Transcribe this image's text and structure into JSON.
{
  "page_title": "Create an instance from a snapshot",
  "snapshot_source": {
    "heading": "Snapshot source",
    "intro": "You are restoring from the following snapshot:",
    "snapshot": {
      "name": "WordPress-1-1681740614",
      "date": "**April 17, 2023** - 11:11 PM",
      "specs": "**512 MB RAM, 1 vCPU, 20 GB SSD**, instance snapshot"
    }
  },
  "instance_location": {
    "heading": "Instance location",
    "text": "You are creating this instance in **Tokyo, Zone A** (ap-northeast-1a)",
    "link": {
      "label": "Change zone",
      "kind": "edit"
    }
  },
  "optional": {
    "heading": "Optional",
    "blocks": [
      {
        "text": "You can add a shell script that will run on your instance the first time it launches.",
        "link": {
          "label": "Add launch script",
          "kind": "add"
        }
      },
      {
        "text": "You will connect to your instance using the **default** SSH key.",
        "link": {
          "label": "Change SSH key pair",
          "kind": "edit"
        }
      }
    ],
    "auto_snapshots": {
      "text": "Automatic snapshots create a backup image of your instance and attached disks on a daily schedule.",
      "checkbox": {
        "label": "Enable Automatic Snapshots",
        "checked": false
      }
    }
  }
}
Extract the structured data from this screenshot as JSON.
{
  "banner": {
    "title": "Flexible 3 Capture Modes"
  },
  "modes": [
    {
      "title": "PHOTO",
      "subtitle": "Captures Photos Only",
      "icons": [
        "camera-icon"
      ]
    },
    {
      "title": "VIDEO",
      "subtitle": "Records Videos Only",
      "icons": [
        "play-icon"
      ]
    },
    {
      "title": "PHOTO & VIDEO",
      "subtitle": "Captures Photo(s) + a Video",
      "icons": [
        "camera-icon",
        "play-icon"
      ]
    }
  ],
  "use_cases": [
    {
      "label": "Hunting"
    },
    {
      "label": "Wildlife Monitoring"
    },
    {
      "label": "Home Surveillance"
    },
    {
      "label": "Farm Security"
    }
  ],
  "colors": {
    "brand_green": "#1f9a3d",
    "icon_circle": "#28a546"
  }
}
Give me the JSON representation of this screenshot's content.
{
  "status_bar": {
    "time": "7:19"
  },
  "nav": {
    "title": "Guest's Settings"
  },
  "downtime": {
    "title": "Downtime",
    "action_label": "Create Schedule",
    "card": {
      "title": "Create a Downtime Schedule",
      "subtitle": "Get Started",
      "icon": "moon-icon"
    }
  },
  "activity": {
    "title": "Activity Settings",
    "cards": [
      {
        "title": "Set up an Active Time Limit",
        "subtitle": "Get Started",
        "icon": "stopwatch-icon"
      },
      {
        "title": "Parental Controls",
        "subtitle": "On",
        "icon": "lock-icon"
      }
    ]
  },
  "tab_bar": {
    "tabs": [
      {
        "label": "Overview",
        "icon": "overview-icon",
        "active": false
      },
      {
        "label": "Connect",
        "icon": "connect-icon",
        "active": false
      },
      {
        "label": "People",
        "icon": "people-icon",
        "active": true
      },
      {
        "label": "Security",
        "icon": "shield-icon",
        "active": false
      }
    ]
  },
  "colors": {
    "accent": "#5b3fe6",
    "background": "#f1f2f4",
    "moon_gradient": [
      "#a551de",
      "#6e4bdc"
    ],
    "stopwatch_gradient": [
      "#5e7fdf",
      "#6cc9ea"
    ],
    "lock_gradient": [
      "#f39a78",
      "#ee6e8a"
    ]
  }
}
•••••
(WRITTEN INSTRUCTION):
Give the listing above again, word for word.

(SOLVED PROBLEM):
Transcribe this image's text and structure into JSON.
{
  "page_title": "Create an instance from a snapshot",
  "snapshot_source": {
    "heading": "Snapshot source",
    "intro": "You are restoring from the following snapshot:",
    "snapshot": {
      "name": "WordPress-1-1681740614",
      "date": "**April 17, 2023** - 11:11 PM",
      "specs": "**512 MB RAM, 1 vCPU, 20 GB SSD**, instance snapshot"
    }
  },
  "instance_location": {
    "heading": "Instance location",
    "text": "You are creating this instance in **Tokyo, Zone A** (ap-northeast-1a)",
    "link": {
      "label": "Change zone",
      "kind": "edit"
    }
  },
  "optional": {
    "heading": "Optional",
    "blocks": [
      {
        "text": "You can add a shell script that will run on your instance the first time it launches.",
        "link": {
          "label": "Add launch script",
          "kind": "add"
        }
      },
      {
        "text": "You will connect to your instance using the **default** SSH key.",
        "link": {
          "label": "Change SSH key pair",
          "kind": "edit"
        }
      }
    ],
    "auto_snapshots": {
      "text": "Automatic snapshots create a backup image of your instance and attached disks on a daily schedule.",
      "checkbox": {
        "label": "Enable Automatic Snapshots",
        "checked": false
      }
    }
  }
}
Extract the structured data from this screenshot as JSON.
{
  "banner": {
    "title": "Flexible 3 Capture Modes"
  },
  "modes": [
    {
      "title": "PHOTO",
      "subtitle": "Captures Photos Only",
      "icons": [
        "camera-icon"
      ]
    },
    {
      "title": "VIDEO",
      "subtitle": "Records Videos Only",
      "icons": [
        "play-icon"
      ]
    },
    {
      "title": "PHOTO & VIDEO",
      "subtitle": "Captures Photo(s) + a Video",
      "icons": [
        "camera-icon",
        "play-icon"
      ]
    }
  ],
  "use_cases": [
    {
      "label": "Hunting"
    },
    {
      "label": "Wildlife Monitoring"
    },
    {
      "label": "Home Surveillance"
    },
    {
      "label": "Farm Security"
    }
  ],
  "colors": {
    "brand_green": "#1f9a3d",
    "icon_circle": "#28a546"
  }
}
Give me the JSON representation of this screenshot's content.
{
  "status_bar": {
    "time": "7:19"
  },
  "nav": {
    "title": "Guest's Settings"
  },
  "downtime": {
    "title": "Downtime",
    "action_label": "Create Schedule",
    "card": {
      "title": "Create a Downtime Schedule",
      "subtitle": "Get Started",
      "icon": "moon-icon"
    }
  },
  "activity": {
    "title": "Activity Settings",
    "cards": [
      {
        "title": "Set up an Active Time Limit",
        "subtitle": "Get Started",
        "icon": "stopwatch-icon"
      },
      {
        "title": "Parental Controls",
        "subtitle": "On",
        "icon": "lock-icon"
      }
    ]
  },
  "tab_bar": {
    "tabs": [
      {
        "label": "Overview",
        "icon": "overview-icon",
        "active": false
      },
      {
        "label": "Connect",
        "icon": "connect-icon",
        "active": false
      },
      {
        "label": "People",
        "icon": "people-icon",
        "active": true
      },
      {
        "label": "Security",
        "icon": "shield-icon",
        "active": false
      }
    ]
  },
  "colors": {
    "accent": "#5b3fe6",
    "background": "#f1f2f4",
    "moon_gradient": [
      "#a551de",
      "#6e4bdc"
    ],
    "stopwatch_gradient": [
      "#5e7fdf",
      "#6cc9ea"
    ],
    "lock_gradient": [
      "#f39a78",
      "#ee6e8a"
    ]
  }
}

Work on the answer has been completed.